WHAT YOU SHOULD DO -
Check every line for the word "продажи" and give the number of lines where it occurs, nothing else.

PROVIDED INFORMATION -

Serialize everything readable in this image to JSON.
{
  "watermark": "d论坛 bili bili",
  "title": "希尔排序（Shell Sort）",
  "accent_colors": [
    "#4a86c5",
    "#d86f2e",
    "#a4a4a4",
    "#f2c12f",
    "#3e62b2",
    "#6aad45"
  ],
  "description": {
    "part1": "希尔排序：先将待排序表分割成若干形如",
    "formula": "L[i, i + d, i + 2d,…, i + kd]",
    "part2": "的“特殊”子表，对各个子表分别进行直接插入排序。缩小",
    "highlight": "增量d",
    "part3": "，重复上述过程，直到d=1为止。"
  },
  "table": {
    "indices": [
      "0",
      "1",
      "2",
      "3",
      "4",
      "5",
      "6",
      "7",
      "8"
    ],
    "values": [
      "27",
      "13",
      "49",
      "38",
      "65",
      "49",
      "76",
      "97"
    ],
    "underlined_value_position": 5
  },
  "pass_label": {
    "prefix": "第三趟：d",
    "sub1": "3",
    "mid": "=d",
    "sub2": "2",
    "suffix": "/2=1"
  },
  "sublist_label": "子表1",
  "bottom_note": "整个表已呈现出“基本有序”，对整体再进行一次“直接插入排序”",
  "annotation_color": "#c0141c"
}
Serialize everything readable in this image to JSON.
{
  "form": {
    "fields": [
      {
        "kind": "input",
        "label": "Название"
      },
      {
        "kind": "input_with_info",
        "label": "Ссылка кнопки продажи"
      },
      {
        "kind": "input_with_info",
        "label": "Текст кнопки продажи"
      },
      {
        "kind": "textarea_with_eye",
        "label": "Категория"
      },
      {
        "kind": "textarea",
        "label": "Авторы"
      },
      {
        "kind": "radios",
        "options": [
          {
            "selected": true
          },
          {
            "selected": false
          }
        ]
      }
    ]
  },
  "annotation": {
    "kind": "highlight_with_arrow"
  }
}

RESULT -
2